- _Recorded data_
** begin **

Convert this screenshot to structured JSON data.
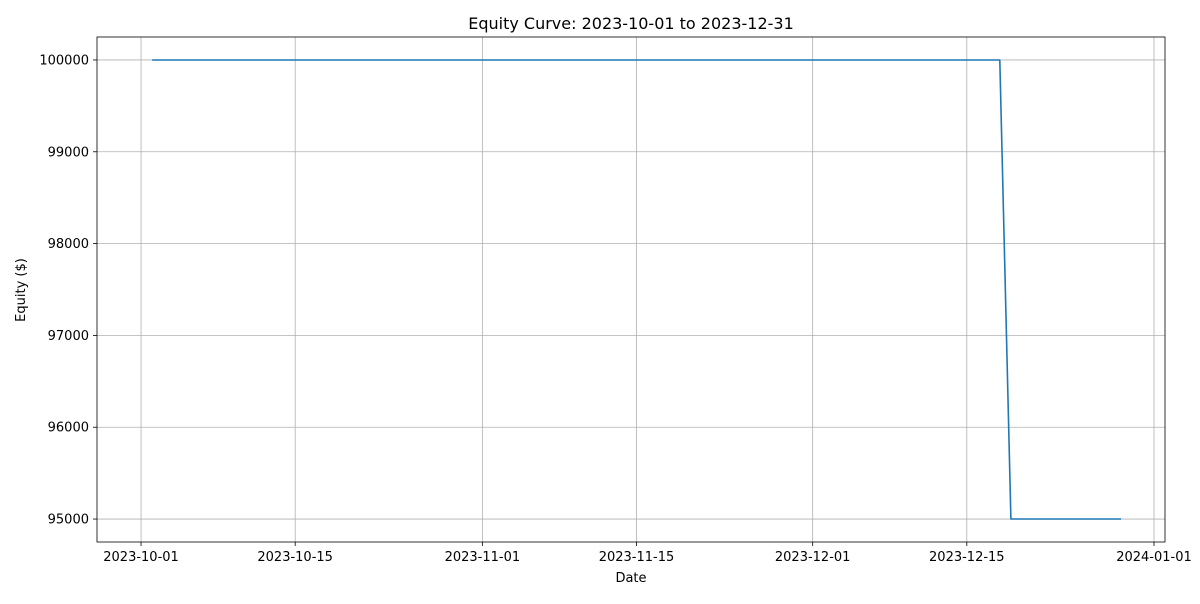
{
  "chart_data": {
    "type": "line",
    "title": "Equity Curve: 2023-10-01 to 2023-12-31",
    "xlabel": "Date",
    "ylabel": "Equity ($)",
    "x_type": "date",
    "xlim": [
      "2023-09-27",
      "2024-01-02"
    ],
    "ylim": [
      94750,
      100250
    ],
    "grid": true,
    "x_ticks": [
      "2023-10-01",
      "2023-10-15",
      "2023-11-01",
      "2023-11-15",
      "2023-12-01",
      "2023-12-15",
      "2024-01-01"
    ],
    "y_ticks": [
      95000,
      96000,
      97000,
      98000,
      99000,
      100000
    ],
    "colors": {
      "line": "#1f77b4",
      "grid": "#b0b0b0"
    },
    "series": [
      {
        "x": [
          "2023-10-02",
          "2023-12-18",
          "2023-12-19",
          "2023-12-29"
        ],
        "y": [
          100000,
          100000,
          95000,
          95000
        ]
      }
    ]
  }
}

** end **

- _WHAT TO PRODUCE_
Copy all the records above exactly, but leave out the pictures.

- _RESULT FOR THIS EXERCISE_
Convert this screenshot to structured JSON data.
{
  "chart_data": {
    "type": "line",
    "title": "Equity Curve: 2023-10-01 to 2023-12-31",
    "xlabel": "Date",
    "ylabel": "Equity ($)",
    "x_type": "date",
    "xlim": [
      "2023-09-27",
      "2024-01-02"
    ],
    "ylim": [
      94750,
      100250
    ],
    "grid": true,
    "x_ticks": [
      "2023-10-01",
      "2023-10-15",
      "2023-11-01",
      "2023-11-15",
      "2023-12-01",
      "2023-12-15",
      "2024-01-01"
    ],
    "y_ticks": [
      95000,
      96000,
      97000,
      98000,
      99000,
      100000
    ],
    "colors": {
      "line": "#1f77b4",
      "grid": "#b0b0b0"
    },
    "series": [
      {
        "x": [
          "2023-10-02",
          "2023-12-18",
          "2023-12-19",
          "2023-12-29"
        ],
        "y": [
          100000,
          100000,
          95000,
          95000
        ]
      }
    ]
  }
}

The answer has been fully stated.